Written problem: The records below hold pictures; please leave those out and retype the rest exactly.

Data supplied:
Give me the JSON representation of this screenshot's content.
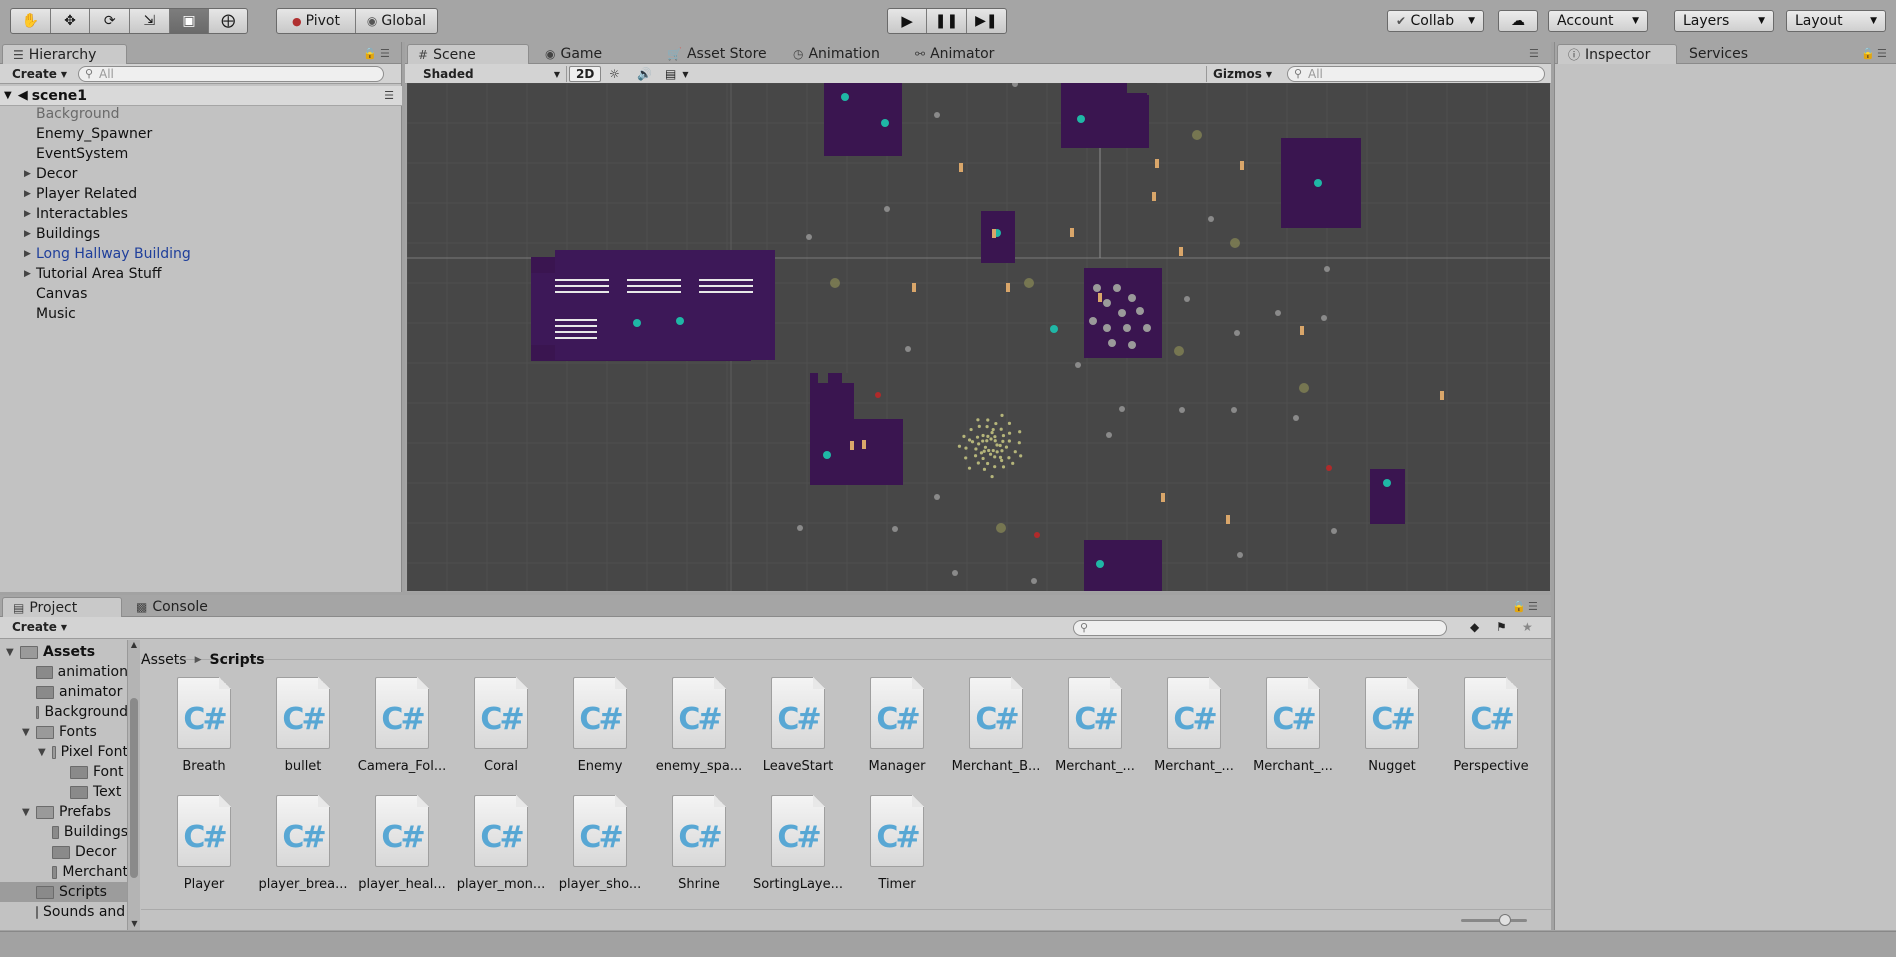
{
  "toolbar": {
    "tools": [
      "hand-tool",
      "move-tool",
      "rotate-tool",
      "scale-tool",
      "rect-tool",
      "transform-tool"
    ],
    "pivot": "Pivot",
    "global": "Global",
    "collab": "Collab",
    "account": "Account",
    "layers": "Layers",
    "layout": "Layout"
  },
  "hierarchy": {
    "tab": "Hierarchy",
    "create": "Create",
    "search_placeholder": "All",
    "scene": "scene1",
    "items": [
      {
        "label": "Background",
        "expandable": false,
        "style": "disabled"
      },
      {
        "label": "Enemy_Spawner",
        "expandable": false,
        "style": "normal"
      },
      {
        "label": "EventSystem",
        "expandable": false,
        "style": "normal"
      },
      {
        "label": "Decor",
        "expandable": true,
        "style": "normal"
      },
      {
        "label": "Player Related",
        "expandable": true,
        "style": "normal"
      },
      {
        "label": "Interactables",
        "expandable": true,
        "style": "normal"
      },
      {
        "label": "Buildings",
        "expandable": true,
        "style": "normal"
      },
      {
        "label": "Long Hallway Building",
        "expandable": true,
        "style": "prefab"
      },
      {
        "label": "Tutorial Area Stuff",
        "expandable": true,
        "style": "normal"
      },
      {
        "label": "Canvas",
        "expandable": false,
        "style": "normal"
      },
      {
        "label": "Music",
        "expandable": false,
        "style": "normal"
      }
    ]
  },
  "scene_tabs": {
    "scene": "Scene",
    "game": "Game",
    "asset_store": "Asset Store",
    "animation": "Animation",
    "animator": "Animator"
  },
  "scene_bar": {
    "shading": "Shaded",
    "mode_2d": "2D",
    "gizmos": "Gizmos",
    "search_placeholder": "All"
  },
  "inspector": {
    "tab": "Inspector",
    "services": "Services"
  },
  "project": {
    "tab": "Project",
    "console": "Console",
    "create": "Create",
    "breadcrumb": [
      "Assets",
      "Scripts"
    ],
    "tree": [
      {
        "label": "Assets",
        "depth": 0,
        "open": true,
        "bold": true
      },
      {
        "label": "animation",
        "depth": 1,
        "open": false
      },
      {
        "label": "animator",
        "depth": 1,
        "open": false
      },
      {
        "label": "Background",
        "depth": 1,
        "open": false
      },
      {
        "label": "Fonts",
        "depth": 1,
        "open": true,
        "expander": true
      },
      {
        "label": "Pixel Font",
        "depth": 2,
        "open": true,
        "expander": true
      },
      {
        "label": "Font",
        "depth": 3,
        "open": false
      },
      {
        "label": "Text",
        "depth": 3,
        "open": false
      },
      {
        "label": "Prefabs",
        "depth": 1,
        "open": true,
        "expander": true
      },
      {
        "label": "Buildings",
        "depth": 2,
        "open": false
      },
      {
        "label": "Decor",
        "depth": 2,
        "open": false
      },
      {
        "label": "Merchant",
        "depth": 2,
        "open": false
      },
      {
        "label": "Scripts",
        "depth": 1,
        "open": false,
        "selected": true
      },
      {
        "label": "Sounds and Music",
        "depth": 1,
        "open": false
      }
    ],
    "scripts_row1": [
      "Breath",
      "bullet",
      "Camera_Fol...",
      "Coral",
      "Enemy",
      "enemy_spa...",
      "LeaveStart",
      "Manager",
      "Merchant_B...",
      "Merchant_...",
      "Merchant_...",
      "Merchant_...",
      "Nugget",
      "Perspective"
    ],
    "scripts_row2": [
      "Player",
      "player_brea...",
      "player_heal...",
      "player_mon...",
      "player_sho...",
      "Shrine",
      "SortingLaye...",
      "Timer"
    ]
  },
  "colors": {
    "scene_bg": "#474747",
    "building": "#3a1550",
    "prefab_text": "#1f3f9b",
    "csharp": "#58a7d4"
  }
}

Answer for this exercise:
Give me the JSON representation of this screenshot's content.
{
  "toolbar": {
    "tools": [
      "hand-tool",
      "move-tool",
      "rotate-tool",
      "scale-tool",
      "rect-tool",
      "transform-tool"
    ],
    "pivot": "Pivot",
    "global": "Global",
    "collab": "Collab",
    "account": "Account",
    "layers": "Layers",
    "layout": "Layout"
  },
  "hierarchy": {
    "tab": "Hierarchy",
    "create": "Create",
    "search_placeholder": "All",
    "scene": "scene1",
    "items": [
      {
        "label": "Background",
        "expandable": false,
        "style": "disabled"
      },
      {
        "label": "Enemy_Spawner",
        "expandable": false,
        "style": "normal"
      },
      {
        "label": "EventSystem",
        "expandable": false,
        "style": "normal"
      },
      {
        "label": "Decor",
        "expandable": true,
        "style": "normal"
      },
      {
        "label": "Player Related",
        "expandable": true,
        "style": "normal"
      },
      {
        "label": "Interactables",
        "expandable": true,
        "style": "normal"
      },
      {
        "label": "Buildings",
        "expandable": true,
        "style": "normal"
      },
      {
        "label": "Long Hallway Building",
        "expandable": true,
        "style": "prefab"
      },
      {
        "label": "Tutorial Area Stuff",
        "expandable": true,
        "style": "normal"
      },
      {
        "label": "Canvas",
        "expandable": false,
        "style": "normal"
      },
      {
        "label": "Music",
        "expandable": false,
        "style": "normal"
      }
    ]
  },
  "scene_tabs": {
    "scene": "Scene",
    "game": "Game",
    "asset_store": "Asset Store",
    "animation": "Animation",
    "animator": "Animator"
  },
  "scene_bar": {
    "shading": "Shaded",
    "mode_2d": "2D",
    "gizmos": "Gizmos",
    "search_placeholder": "All"
  },
  "inspector": {
    "tab": "Inspector",
    "services": "Services"
  },
  "project": {
    "tab": "Project",
    "console": "Console",
    "create": "Create",
    "breadcrumb": [
      "Assets",
      "Scripts"
    ],
    "tree": [
      {
        "label": "Assets",
        "depth": 0,
        "open": true,
        "bold": true
      },
      {
        "label": "animation",
        "depth": 1,
        "open": false
      },
      {
        "label": "animator",
        "depth": 1,
        "open": false
      },
      {
        "label": "Background",
        "depth": 1,
        "open": false
      },
      {
        "label": "Fonts",
        "depth": 1,
        "open": true,
        "expander": true
      },
      {
        "label": "Pixel Font",
        "depth": 2,
        "open": true,
        "expander": true
      },
      {
        "label": "Font",
        "depth": 3,
        "open": false
      },
      {
        "label": "Text",
        "depth": 3,
        "open": false
      },
      {
        "label": "Prefabs",
        "depth": 1,
        "open": true,
        "expander": true
      },
      {
        "label": "Buildings",
        "depth": 2,
        "open": false
      },
      {
        "label": "Decor",
        "depth": 2,
        "open": false
      },
      {
        "label": "Merchant",
        "depth": 2,
        "open": false
      },
      {
        "label": "Scripts",
        "depth": 1,
        "open": false,
        "selected": true
      },
      {
        "label": "Sounds and Music",
        "depth": 1,
        "open": false
      }
    ],
    "scripts_row1": [
      "Breath",
      "bullet",
      "Camera_Fol...",
      "Coral",
      "Enemy",
      "enemy_spa...",
      "LeaveStart",
      "Manager",
      "Merchant_B...",
      "Merchant_...",
      "Merchant_...",
      "Merchant_...",
      "Nugget",
      "Perspective"
    ],
    "scripts_row2": [
      "Player",
      "player_brea...",
      "player_heal...",
      "player_mon...",
      "player_sho...",
      "Shrine",
      "SortingLaye...",
      "Timer"
    ]
  },
  "colors": {
    "scene_bg": "#474747",
    "building": "#3a1550",
    "prefab_text": "#1f3f9b",
    "csharp": "#58a7d4"
  }
}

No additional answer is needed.